Exercise: Could you copy every line of the data that contains the word "carbon"?

Collection entries:
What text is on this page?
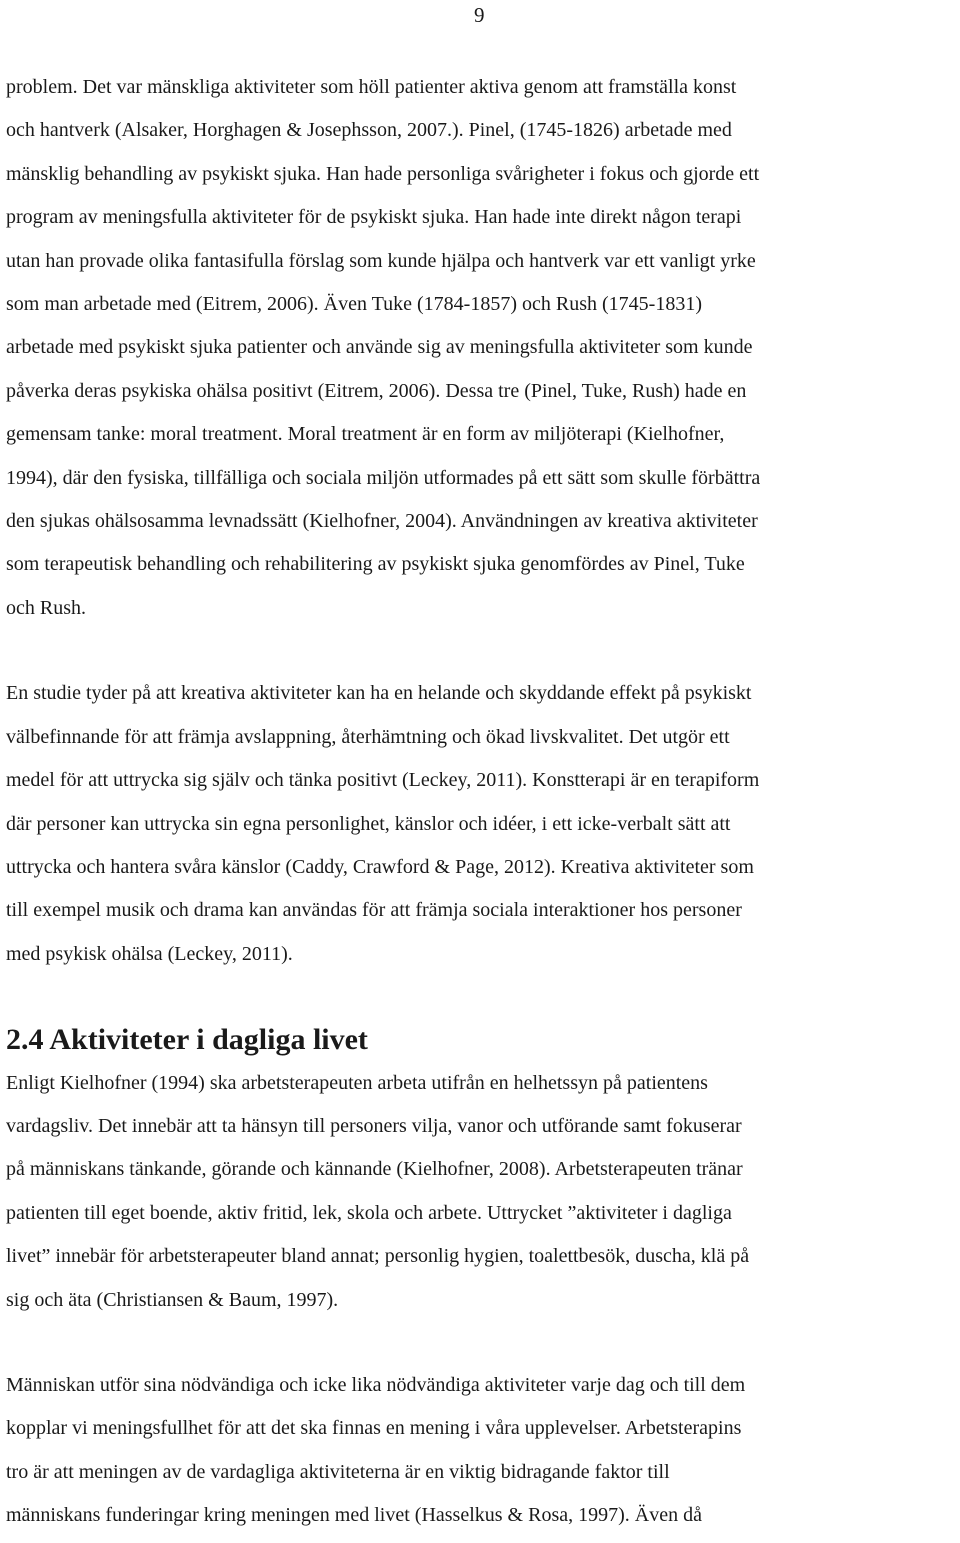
9

problem. Det var mänskliga aktiviteter som höll patienter aktiva genom att framställa konst
och hantverk (Alsaker, Horghagen & Josephsson, 2007.). Pinel, (1745-1826) arbetade med
mänsklig behandling av psykiskt sjuka. Han hade personliga svårigheter i fokus och gjorde ett
program av meningsfulla aktiviteter för de psykiskt sjuka. Han hade inte direkt någon terapi
utan han provade olika fantasifulla förslag som kunde hjälpa och hantverk var ett vanligt yrke
som man arbetade med (Eitrem, 2006). Även Tuke (1784-1857) och Rush (1745-1831)
arbetade med psykiskt sjuka patienter och använde sig av meningsfulla aktiviteter som kunde
påverka deras psykiska ohälsa positivt (Eitrem, 2006). Dessa tre (Pinel, Tuke, Rush) hade en
gemensam tanke: moral treatment. Moral treatment är en form av miljöterapi (Kielhofner,
1994), där den fysiska, tillfälliga och sociala miljön utformades på ett sätt som skulle förbättra
den sjukas ohälsosamma levnadssätt (Kielhofner, 2004). Användningen av kreativa aktiviteter
som terapeutisk behandling och rehabilitering av psykiskt sjuka genomfördes av Pinel, Tuke
och Rush.

En studie tyder på att kreativa aktiviteter kan ha en helande och skyddande effekt på psykiskt
välbefinnande för att främja avslappning, återhämtning och ökad livskvalitet. Det utgör ett
medel för att uttrycka sig själv och tänka positivt (Leckey, 2011). Konstterapi är en terapiform
där personer kan uttrycka sin egna personlighet, känslor och idéer, i ett icke-verbalt sätt att
uttrycka och hantera svåra känslor (Caddy, Crawford & Page, 2012). Kreativa aktiviteter som
till exempel musik och drama kan användas för att främja sociala interaktioner hos personer
med psykisk ohälsa (Leckey, 2011).

2.4 Aktiviteter i dagliga livet

Enligt Kielhofner (1994) ska arbetsterapeuten arbeta utifrån en helhetssyn på patientens
vardagsliv. Det innebär att ta hänsyn till personers vilja, vanor och utförande samt fokuserar
på människans tänkande, görande och kännande (Kielhofner, 2008). Arbetsterapeuten tränar
patienten till eget boende, aktiv fritid, lek, skola och arbete. Uttrycket ”aktiviteter i dagliga
livet” innebär för arbetsterapeuter bland annat; personlig hygien, toalettbesök, duscha, klä på
sig och äta (Christiansen & Baum, 1997).

Människan utför sina nödvändiga och icke lika nödvändiga aktiviteter varje dag och till dem
kopplar vi meningsfullhet för att det ska finnas en mening i våra upplevelser. Arbetsterapins
tro är att meningen av de vardagliga aktiviteterna är en viktig bidragande faktor till
människans funderingar kring meningen med livet (Hasselkus & Rosa, 1997). Även då
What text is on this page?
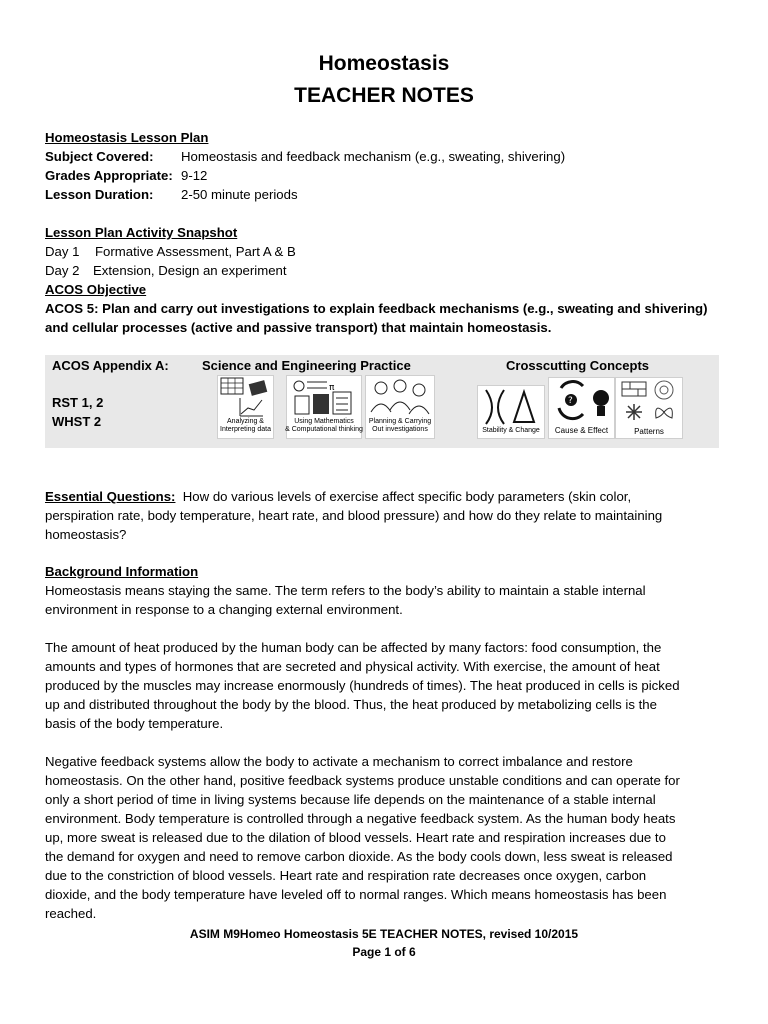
Homeostasis
TEACHER NOTES
Homeostasis Lesson Plan
Subject Covered: Homeostasis and feedback mechanism (e.g., sweating, shivering)
Grades Appropriate: 9-12
Lesson Duration: 2-50 minute periods
Lesson Plan Activity Snapshot
Day 1 Formative Assessment, Part A & B
Day 2 Extension, Design an experiment
ACOS Objective
ACOS 5: Plan and carry out investigations to explain feedback mechanisms (e.g., sweating and shivering)
and cellular processes (active and passive transport) that maintain homeostasis.
ACOS Appendix A:	Science and Engineering Practice	Crosscutting Concepts
RST 1, 2
WHST 2	Analyzing &
Interpreting data
π
Using Mathematics
& Computational thinking
Planning & Carrying
Out investigations	Stability & Change
?
Cause & Effect	Patterns
Essential Questions: How do various levels of exercise affect specific body parameters (skin color,
perspiration rate, body temperature, heart rate, and blood pressure) and how do they relate to maintaining
homeostasis?
Background Information
Homeostasis means staying the same. The term refers to the body’s ability to maintain a stable internal
environment in response to a changing external environment.
The amount of heat produced by the human body can be affected by many factors: food consumption, the
amounts and types of hormones that are secreted and physical activity. With exercise, the amount of heat
produced by the muscles may increase enormously (hundreds of times). The heat produced in cells is picked
up and distributed throughout the body by the blood. Thus, the heat produced by metabolizing cells is the
basis of the body temperature.
Negative feedback systems allow the body to activate a mechanism to correct imbalance and restore
homeostasis. On the other hand, positive feedback systems produce unstable conditions and can operate for
only a short period of time in living systems because life depends on the maintenance of a stable internal
environment. Body temperature is controlled through a negative feedback system. As the human body heats
up, more sweat is released due to the dilation of blood vessels. Heart rate and respiration increases due to
the demand for oxygen and need to remove carbon dioxide. As the body cools down, less sweat is released
due to the constriction of blood vessels. Heart rate and respiration rate decreases once oxygen, carbon
dioxide, and the body temperature have leveled off to normal ranges. Which means homeostasis has been
reached.
ASIM M9Homeo Homeostasis 5E TEACHER NOTES, revised 10/2015
Page 1 of 6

Answer to this problem:
the demand for oxygen and need to remove carbon dioxide. As the body cools down, less sweat is released
due to the constriction of blood vessels. Heart rate and respiration rate decreases once oxygen, carbon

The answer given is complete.